Work to be completed: Find every line below where the string "Bacteria" shows up, and copy those lines.

The data:
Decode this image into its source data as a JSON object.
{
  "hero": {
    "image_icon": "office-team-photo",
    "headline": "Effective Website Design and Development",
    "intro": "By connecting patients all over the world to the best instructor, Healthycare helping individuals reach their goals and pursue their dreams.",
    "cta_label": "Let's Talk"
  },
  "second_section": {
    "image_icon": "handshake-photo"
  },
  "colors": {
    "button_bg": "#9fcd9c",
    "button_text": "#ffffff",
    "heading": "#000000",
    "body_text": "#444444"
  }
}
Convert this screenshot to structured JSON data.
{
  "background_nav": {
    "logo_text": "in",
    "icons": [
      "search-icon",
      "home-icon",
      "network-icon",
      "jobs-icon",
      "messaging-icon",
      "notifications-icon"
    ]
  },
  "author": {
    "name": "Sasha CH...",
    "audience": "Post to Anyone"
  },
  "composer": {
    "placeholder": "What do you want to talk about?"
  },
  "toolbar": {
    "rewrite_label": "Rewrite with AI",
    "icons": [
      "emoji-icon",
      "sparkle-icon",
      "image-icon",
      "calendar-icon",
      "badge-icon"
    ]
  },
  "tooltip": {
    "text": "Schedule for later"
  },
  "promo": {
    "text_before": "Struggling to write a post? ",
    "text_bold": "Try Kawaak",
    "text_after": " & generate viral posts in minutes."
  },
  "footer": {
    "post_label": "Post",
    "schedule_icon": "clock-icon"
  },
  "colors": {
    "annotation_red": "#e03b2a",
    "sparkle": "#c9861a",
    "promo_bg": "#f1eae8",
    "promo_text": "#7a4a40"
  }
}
==
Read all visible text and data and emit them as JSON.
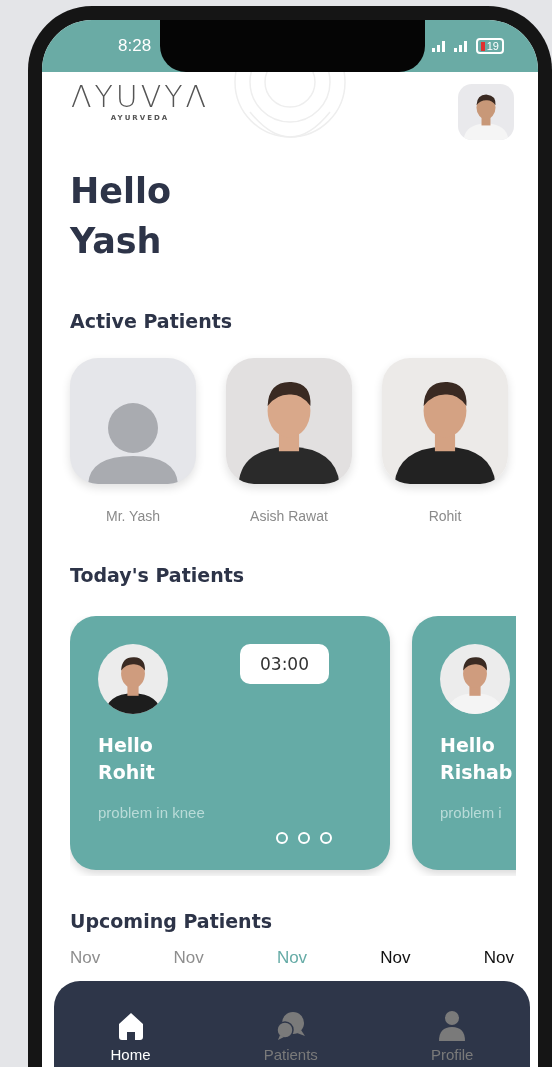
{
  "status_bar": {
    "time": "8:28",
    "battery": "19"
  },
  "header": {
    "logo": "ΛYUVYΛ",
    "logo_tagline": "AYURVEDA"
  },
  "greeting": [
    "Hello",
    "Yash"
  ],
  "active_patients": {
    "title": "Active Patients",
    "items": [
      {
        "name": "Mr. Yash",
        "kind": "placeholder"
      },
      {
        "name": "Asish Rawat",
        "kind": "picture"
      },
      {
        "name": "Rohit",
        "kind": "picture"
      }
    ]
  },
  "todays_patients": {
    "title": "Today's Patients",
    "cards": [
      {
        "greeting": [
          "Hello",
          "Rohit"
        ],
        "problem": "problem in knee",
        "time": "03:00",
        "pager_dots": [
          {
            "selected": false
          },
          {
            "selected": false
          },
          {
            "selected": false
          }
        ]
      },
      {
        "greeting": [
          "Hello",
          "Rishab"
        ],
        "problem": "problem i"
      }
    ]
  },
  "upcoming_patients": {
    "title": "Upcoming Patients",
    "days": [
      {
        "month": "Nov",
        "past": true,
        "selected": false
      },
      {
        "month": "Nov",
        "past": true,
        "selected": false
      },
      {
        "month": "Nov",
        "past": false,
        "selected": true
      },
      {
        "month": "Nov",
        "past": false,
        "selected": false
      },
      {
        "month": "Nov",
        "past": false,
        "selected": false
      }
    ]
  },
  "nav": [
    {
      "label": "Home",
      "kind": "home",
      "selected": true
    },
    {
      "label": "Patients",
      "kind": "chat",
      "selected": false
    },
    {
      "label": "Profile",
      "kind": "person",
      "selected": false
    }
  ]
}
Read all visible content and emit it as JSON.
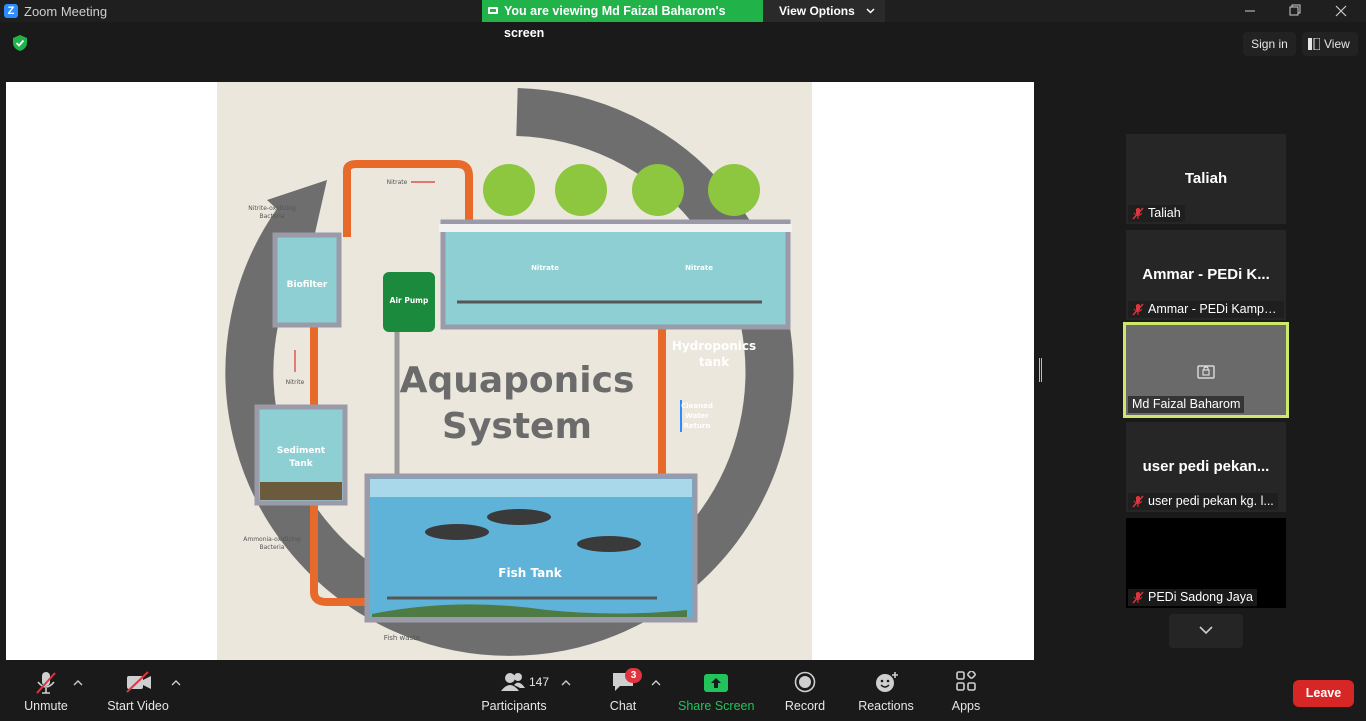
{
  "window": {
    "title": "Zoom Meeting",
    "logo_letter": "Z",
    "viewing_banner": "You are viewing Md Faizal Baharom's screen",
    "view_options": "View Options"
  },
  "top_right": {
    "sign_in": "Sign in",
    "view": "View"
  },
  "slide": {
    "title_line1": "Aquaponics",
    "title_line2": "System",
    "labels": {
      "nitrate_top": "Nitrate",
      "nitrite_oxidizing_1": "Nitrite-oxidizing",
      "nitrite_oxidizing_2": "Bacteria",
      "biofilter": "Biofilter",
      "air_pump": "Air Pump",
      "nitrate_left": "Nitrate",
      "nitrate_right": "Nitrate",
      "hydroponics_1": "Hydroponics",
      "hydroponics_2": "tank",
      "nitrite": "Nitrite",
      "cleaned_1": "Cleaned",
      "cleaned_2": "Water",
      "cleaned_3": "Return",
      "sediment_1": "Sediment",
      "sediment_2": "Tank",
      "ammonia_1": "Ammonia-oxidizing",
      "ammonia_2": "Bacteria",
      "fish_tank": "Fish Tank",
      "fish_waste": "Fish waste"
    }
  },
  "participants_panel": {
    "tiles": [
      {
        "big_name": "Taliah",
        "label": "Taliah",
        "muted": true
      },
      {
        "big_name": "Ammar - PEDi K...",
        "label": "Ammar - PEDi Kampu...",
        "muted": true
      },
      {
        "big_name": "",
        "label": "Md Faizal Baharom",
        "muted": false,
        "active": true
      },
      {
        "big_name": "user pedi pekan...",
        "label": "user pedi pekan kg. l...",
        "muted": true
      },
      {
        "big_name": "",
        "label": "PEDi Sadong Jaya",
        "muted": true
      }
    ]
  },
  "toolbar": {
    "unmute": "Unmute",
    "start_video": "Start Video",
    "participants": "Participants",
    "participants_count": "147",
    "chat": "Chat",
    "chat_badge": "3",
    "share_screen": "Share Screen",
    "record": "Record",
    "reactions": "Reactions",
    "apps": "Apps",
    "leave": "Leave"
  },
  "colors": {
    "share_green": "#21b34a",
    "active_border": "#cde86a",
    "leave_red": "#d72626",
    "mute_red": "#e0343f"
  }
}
* * *
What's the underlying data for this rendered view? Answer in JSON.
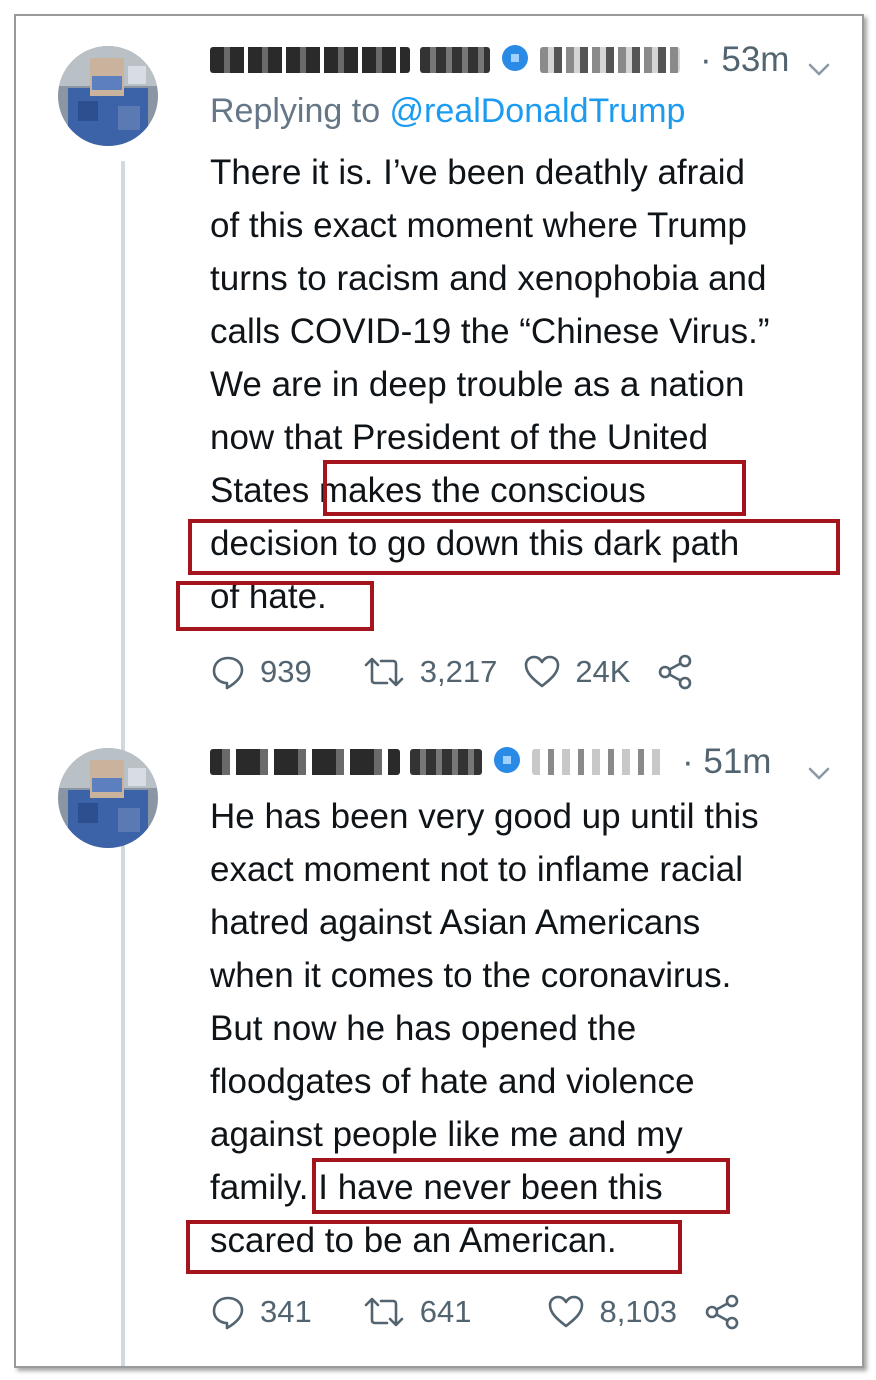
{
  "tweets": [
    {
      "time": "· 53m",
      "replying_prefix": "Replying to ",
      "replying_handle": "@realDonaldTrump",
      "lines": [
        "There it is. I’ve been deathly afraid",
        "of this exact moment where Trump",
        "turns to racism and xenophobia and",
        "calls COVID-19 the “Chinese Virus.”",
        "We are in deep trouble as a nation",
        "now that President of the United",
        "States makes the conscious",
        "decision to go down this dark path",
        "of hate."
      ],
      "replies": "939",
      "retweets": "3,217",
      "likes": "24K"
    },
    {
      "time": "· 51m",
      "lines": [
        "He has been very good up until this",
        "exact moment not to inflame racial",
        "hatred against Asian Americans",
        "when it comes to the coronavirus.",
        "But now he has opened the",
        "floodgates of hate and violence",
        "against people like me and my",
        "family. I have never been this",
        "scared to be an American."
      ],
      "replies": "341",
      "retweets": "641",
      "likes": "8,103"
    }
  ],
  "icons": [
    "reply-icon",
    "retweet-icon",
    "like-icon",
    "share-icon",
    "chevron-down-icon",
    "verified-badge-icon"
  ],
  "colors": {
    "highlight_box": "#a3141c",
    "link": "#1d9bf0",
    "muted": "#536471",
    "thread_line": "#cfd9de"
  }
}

Solved exercise:
      "nitrite_oxidizing_2": "Bacteria",
      "ammonia_2": "Bacteria",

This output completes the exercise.